→ Given request: Pick out every line in the data below that holds "subscribers".

Stored items from a collection
begin
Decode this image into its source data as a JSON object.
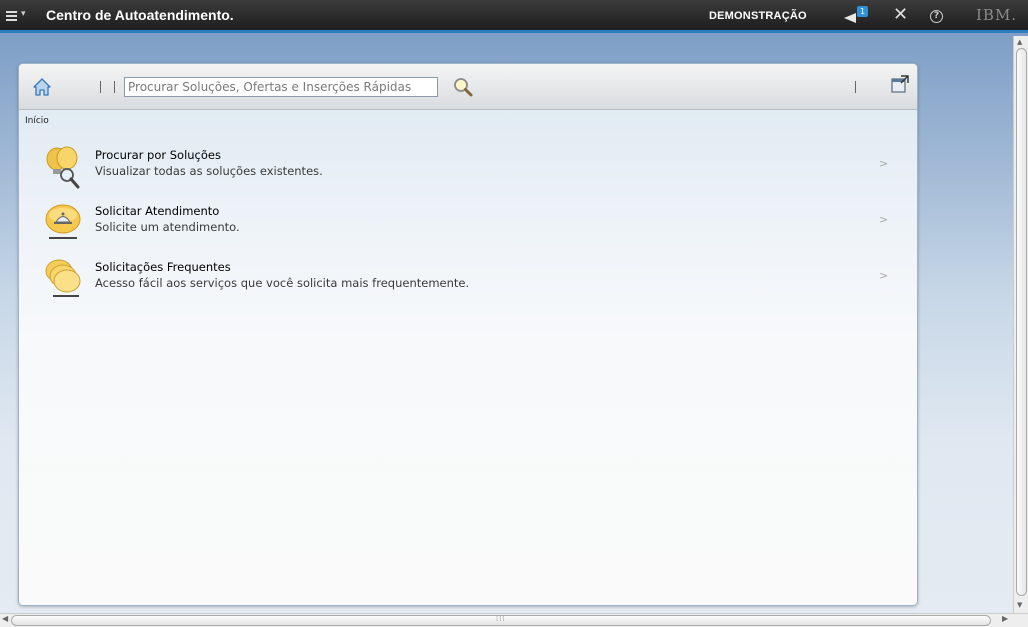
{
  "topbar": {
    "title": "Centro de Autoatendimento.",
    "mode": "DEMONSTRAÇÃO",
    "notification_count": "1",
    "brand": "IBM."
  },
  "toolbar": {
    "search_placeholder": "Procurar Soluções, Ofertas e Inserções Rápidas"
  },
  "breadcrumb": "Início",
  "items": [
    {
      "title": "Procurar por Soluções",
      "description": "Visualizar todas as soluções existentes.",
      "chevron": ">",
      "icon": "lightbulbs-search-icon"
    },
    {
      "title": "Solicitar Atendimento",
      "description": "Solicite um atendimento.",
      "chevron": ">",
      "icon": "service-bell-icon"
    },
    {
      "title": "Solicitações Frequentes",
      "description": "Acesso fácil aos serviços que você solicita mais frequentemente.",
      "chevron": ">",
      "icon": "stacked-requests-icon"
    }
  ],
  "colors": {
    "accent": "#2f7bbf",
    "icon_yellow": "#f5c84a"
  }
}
end
begin
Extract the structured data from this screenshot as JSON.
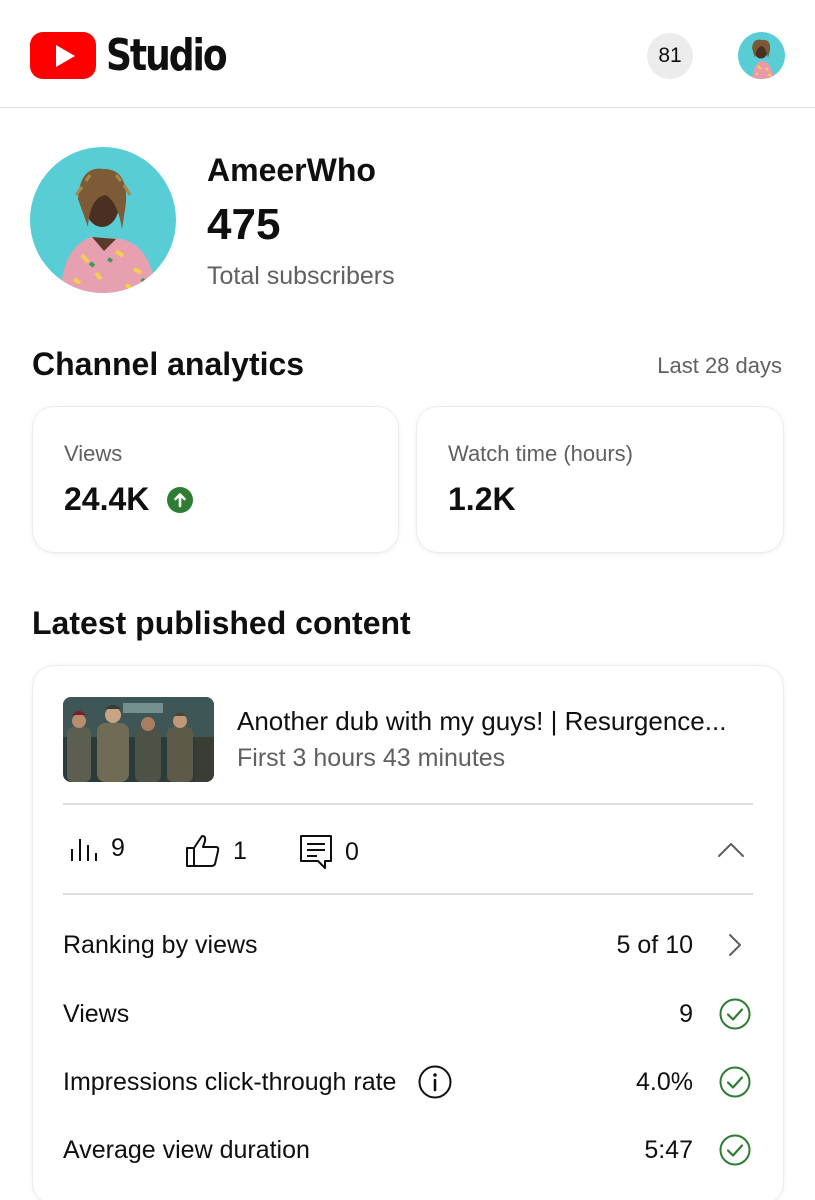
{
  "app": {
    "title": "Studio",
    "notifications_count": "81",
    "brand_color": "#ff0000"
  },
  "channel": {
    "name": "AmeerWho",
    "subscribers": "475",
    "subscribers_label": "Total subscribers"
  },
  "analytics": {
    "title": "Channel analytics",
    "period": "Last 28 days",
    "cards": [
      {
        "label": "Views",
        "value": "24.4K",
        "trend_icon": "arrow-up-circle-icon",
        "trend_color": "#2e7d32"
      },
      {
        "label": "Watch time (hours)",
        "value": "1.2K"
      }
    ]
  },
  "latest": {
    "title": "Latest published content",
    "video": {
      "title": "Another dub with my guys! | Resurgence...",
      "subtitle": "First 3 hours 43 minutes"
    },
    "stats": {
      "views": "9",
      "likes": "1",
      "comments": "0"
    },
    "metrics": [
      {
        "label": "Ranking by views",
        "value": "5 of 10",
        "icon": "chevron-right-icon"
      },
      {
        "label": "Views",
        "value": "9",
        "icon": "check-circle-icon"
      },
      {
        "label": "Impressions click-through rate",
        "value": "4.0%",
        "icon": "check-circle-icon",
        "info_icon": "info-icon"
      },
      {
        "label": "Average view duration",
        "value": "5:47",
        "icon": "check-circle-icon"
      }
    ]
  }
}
end
→ Answer to this problem:
    "subscribers": "475",
    "subscribers_label": "Total subscribers"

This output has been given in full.